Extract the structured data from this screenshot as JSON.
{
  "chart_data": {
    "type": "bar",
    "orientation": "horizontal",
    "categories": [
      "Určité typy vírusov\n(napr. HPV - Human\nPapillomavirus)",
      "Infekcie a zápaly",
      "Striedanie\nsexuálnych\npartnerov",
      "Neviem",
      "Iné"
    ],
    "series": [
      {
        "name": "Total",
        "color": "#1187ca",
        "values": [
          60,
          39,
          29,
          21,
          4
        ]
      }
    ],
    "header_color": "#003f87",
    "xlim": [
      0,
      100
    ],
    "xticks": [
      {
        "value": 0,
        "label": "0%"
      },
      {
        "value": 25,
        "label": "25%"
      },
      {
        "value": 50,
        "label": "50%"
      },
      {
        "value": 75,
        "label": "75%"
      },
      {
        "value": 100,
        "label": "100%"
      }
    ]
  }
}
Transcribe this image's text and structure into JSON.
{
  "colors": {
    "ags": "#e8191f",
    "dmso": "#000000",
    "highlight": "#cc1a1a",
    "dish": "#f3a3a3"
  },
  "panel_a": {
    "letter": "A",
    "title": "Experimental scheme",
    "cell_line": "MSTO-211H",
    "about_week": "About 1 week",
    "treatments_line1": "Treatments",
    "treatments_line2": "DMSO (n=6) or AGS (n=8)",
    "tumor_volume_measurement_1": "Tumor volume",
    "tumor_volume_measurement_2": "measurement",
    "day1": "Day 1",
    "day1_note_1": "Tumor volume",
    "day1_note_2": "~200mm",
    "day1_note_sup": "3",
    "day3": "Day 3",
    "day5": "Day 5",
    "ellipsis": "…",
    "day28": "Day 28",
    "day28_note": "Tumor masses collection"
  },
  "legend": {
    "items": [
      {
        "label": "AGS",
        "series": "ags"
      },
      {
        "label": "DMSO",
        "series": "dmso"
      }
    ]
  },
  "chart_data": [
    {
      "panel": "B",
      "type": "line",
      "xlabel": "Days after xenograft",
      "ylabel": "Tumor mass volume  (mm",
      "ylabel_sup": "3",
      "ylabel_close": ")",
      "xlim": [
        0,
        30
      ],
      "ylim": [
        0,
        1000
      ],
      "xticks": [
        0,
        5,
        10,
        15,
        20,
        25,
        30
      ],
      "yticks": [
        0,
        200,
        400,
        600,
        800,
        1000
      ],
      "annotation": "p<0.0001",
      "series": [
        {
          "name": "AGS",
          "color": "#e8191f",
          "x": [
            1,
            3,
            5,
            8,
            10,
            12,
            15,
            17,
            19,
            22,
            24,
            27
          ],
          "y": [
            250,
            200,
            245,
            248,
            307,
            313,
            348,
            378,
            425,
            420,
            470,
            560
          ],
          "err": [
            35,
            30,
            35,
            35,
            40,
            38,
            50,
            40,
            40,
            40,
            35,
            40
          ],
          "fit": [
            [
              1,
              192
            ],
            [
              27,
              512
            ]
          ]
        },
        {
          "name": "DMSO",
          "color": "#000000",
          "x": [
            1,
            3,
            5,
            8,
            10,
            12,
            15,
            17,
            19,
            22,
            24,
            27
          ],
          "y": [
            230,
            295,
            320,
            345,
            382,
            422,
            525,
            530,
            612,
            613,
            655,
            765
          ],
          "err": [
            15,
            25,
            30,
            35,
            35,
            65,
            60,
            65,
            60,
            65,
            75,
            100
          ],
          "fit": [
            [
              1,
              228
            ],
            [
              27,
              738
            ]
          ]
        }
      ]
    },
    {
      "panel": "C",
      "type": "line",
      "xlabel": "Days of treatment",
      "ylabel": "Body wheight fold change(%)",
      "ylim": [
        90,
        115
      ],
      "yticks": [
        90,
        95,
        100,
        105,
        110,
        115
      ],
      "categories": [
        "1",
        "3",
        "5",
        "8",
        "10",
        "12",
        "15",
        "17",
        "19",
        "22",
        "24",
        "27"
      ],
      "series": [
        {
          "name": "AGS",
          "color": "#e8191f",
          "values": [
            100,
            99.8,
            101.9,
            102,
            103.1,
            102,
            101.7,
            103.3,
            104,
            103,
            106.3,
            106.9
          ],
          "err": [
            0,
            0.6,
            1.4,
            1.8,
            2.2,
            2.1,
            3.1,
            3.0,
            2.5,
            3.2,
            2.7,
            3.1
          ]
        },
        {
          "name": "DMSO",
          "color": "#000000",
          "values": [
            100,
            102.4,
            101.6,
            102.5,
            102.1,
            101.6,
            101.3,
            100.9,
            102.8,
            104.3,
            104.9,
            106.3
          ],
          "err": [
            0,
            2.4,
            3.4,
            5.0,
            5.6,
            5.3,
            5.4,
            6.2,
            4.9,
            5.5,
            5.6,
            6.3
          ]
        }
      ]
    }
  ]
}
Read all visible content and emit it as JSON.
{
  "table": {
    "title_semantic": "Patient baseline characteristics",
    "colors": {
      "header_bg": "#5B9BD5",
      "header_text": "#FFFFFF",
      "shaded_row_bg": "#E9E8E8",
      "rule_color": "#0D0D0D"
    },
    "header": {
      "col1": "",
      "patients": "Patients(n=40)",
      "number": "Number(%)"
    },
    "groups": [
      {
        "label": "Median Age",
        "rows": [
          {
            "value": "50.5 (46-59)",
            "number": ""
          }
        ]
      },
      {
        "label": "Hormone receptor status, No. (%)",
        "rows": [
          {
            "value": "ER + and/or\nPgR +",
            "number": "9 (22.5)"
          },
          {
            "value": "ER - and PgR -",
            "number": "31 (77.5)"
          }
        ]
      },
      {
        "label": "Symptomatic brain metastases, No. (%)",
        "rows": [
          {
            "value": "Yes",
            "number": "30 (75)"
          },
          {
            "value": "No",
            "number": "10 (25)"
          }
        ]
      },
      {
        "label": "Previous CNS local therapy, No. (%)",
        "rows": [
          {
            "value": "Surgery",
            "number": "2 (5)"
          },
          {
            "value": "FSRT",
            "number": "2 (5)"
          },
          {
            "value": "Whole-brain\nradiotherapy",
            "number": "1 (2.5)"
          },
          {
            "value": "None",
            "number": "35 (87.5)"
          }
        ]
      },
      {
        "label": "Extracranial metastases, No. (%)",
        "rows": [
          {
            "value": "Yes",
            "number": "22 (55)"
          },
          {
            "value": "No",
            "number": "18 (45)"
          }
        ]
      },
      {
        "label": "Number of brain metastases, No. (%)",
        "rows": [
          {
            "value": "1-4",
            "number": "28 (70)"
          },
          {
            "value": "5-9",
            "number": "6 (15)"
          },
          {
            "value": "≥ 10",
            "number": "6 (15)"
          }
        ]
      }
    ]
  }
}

★ ★ ★ ★ ★ ★ ★

# About this exercise:
Write out exactly the final stretch of the records: the line containing "Read all visible content and emit it as JSON." and every line after it, through the last, and nothing else.

# Solution below:
Read all visible content and emit it as JSON.
{
  "table": {
    "title_semantic": "Patient baseline characteristics",
    "colors": {
      "header_bg": "#5B9BD5",
      "header_text": "#FFFFFF",
      "shaded_row_bg": "#E9E8E8",
      "rule_color": "#0D0D0D"
    },
    "header": {
      "col1": "",
      "patients": "Patients(n=40)",
      "number": "Number(%)"
    },
    "groups": [
      {
        "label": "Median Age",
        "rows": [
          {
            "value": "50.5 (46-59)",
            "number": ""
          }
        ]
      },
      {
        "label": "Hormone receptor status, No. (%)",
        "rows": [
          {
            "value": "ER + and/or\nPgR +",
            "number": "9 (22.5)"
          },
          {
            "value": "ER - and PgR -",
            "number": "31 (77.5)"
          }
        ]
      },
      {
        "label": "Symptomatic brain metastases, No. (%)",
        "rows": [
          {
            "value": "Yes",
            "number": "30 (75)"
          },
          {
            "value": "No",
            "number": "10 (25)"
          }
        ]
      },
      {
        "label": "Previous CNS local therapy, No. (%)",
        "rows": [
          {
            "value": "Surgery",
            "number": "2 (5)"
          },
          {
            "value": "FSRT",
            "number": "2 (5)"
          },
          {
            "value": "Whole-brain\nradiotherapy",
            "number": "1 (2.5)"
          },
          {
            "value": "None",
            "number": "35 (87.5)"
          }
        ]
      },
      {
        "label": "Extracranial metastases, No. (%)",
        "rows": [
          {
            "value": "Yes",
            "number": "22 (55)"
          },
          {
            "value": "No",
            "number": "18 (45)"
          }
        ]
      },
      {
        "label": "Number of brain metastases, No. (%)",
        "rows": [
          {
            "value": "1-4",
            "number": "28 (70)"
          },
          {
            "value": "5-9",
            "number": "6 (15)"
          },
          {
            "value": "≥ 10",
            "number": "6 (15)"
          }
        ]
      }
    ]
  }
}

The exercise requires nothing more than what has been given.